> [Document passage]
The team trained neural networks to predict whether matrix pairs are unitarily equivalent. The real question was whether the networks would learn Specht invariants or find something else entirely.
Networks distinguish equivalent from non-equivalent pairs with high accuracy. Probing what they actually compute reveals they are implicitly capturing the trace invariants that Specht’s theorem prescribes. The ML system rediscovers the known mathematical structure from data alone.

Why It Matters
The connection to physics is direct. In F-theory, a twelve-dimensional framework generalizing string theory, the topology of Calabi-Yau threefolds determines the gauge group and matter content of the resulting four-dimensional physics. If two seemingly different geometries are actually identical, counting them separately inflates the string landscape. Resolving this overcounting is a prerequisite to understanding whether the string landscape is truly finite and to identifying which physical theories are genuinely distinct.
There is a broader ML lesson here too. Discrete mathematics problems where the symmetry group is infinite and no polynomial-time algorithm exists represent a genuinely hard frontier. Unlike continuous optimization, you can’t gradient-descend your way to an exact equivalence check over ℤ.
The paper makes the case that this class of problems needs dedicated attention: not just applying existing architectures, but developing methods that can discover new algebraic invariants from data, the way mathematicians discovered Specht’s theorem by hand. The analogy between matrix and tensor equivalence suggests a systematic ladder of increasingly hard problems that ML can climb toward the full Calabi-Yau case.
Bottom Line: Machine learning can detect topological equivalence in structured mathematical problems, and in the tractable matrix case it recovers known invariants from scratch. The full Calabi-Yau equivalence problem remains open, one of the hardest mathematical challenges the field can put in front of AI.

> [Task list]
(A) Answer these questions about the passage on neural networks and Calabi-Yau equivalence:
(i) When researchers probe what the networks compute, which invariants do the networks turn out to capture implicitly?
(ii) In F-theory, what does the topology of Calabi-Yau threefolds determine?
(iii) How many dimensions does the F-theory framework have?
(B) Carry the passage on neural networks and Calabi-Yau equivalence forward from its closing sentence.

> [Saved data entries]
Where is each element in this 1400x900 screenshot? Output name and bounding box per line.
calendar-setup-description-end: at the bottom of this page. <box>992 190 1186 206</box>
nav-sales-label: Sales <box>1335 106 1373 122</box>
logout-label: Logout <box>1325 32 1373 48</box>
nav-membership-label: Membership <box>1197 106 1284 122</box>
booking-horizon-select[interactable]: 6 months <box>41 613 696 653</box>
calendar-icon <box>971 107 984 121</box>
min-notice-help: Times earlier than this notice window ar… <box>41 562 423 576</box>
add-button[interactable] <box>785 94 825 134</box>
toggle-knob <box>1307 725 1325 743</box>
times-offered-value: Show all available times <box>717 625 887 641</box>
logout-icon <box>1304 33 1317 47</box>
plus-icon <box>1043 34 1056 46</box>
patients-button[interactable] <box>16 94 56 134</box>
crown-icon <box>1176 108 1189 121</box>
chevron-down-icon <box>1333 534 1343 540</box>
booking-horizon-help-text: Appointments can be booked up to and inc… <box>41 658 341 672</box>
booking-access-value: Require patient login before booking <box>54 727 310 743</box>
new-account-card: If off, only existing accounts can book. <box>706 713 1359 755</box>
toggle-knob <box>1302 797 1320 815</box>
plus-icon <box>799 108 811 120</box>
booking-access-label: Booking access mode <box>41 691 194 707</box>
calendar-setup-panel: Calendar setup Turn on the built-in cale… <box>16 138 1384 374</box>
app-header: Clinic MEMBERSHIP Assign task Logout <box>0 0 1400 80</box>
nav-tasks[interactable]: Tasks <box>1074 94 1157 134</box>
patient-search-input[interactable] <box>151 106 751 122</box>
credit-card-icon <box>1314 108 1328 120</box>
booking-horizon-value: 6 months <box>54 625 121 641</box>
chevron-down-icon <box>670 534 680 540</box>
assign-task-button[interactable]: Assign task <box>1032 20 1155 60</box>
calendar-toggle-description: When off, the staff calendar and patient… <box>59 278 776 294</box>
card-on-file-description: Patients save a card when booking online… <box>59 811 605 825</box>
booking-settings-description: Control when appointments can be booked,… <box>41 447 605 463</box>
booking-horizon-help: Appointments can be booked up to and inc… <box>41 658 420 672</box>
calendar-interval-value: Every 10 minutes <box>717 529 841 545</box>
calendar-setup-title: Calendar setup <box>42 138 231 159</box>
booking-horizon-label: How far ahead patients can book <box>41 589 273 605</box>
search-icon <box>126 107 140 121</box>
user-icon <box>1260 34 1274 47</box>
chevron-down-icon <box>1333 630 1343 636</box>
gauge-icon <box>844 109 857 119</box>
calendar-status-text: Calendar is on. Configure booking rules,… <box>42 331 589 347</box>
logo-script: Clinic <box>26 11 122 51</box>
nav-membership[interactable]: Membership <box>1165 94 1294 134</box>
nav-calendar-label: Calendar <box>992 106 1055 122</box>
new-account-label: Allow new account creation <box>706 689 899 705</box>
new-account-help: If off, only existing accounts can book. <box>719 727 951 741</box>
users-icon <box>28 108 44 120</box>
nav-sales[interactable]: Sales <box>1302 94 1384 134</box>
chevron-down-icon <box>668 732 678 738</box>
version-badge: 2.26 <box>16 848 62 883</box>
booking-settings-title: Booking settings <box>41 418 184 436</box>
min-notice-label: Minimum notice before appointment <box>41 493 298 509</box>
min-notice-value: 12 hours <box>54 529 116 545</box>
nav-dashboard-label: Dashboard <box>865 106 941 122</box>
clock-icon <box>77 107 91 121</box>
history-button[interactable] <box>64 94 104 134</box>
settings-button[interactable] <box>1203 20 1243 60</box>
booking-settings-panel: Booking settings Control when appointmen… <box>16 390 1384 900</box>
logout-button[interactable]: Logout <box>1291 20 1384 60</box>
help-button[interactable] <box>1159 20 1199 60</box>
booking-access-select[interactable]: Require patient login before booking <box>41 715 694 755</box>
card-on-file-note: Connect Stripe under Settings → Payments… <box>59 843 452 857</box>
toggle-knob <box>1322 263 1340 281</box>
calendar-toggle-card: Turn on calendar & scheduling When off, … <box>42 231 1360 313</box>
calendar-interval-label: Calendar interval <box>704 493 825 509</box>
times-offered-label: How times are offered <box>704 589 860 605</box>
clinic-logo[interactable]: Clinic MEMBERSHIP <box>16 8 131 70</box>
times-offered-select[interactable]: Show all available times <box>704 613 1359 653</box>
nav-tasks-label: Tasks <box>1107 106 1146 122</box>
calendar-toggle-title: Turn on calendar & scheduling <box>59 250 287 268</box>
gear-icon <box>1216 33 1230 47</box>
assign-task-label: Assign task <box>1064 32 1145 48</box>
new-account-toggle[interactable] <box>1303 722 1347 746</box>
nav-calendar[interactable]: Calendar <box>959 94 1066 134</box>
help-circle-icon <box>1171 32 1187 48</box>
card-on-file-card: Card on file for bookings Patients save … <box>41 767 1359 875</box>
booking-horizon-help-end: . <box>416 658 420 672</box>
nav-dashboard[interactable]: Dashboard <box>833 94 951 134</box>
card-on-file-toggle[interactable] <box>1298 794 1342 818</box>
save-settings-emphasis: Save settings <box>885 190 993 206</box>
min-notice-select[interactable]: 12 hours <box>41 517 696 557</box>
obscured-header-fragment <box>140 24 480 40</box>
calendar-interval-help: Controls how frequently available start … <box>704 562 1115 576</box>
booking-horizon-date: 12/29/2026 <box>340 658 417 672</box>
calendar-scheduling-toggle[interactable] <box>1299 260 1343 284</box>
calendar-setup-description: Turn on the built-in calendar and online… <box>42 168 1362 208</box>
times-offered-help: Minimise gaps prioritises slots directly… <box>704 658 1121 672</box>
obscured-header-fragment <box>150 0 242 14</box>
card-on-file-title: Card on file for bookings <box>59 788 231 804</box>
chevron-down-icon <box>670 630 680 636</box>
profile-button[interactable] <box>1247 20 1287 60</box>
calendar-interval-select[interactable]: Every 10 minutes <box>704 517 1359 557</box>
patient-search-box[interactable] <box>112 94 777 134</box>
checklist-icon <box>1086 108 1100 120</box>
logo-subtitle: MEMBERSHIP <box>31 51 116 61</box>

> [Answers to this exercise]
(A)
(i) The trace invariants that Specht's theorem prescribes.
(ii) The gauge group and matter content of the resulting four-dimensional physics.
(iii) Twelve.

(B)
IAIFI Research Highlights
This work connects algebraic geometry and machine learning by framing a long-standing unsolved problem in string theory compactification as a concrete ML benchmark, with rigorous mathematical grounding on both sides.
The paper introduces a well-posed discrete equivalence problem, with known ground truth in the matrix case, as a demanding testbed for ML methods that go beyond continuous optimization and pattern matching.
Solving the Calabi-Yau equivalence problem would directly reduce overcounting in the string landscape, clarifying which four-dimensional physical theories can genuinely arise from string compactification.
The authors call for ML approaches capable of discovering new algebraic invariants, not just classifying known equivalences. The work appears as [arXiv:2202.07590](https://arxiv.org/abs/2202.07590) and points toward a systematic ML attack on the full Kreuzer-Skarke database.
Original Paper Details
Identifying equivalent Calabi--Yau topologies: A discrete challenge from math and physics for machine learning
2202.07590
["Vishnu Jejjala", "Washington Taylor", "Andrew Turner"]
We review briefly the characteristic topological data of Calabi--Yau threefolds and focus on the question of when two threefolds are equivalent through related topological data. This provides an interesting test case for machine learning methodology in discrete mathematics problems motivated by physics.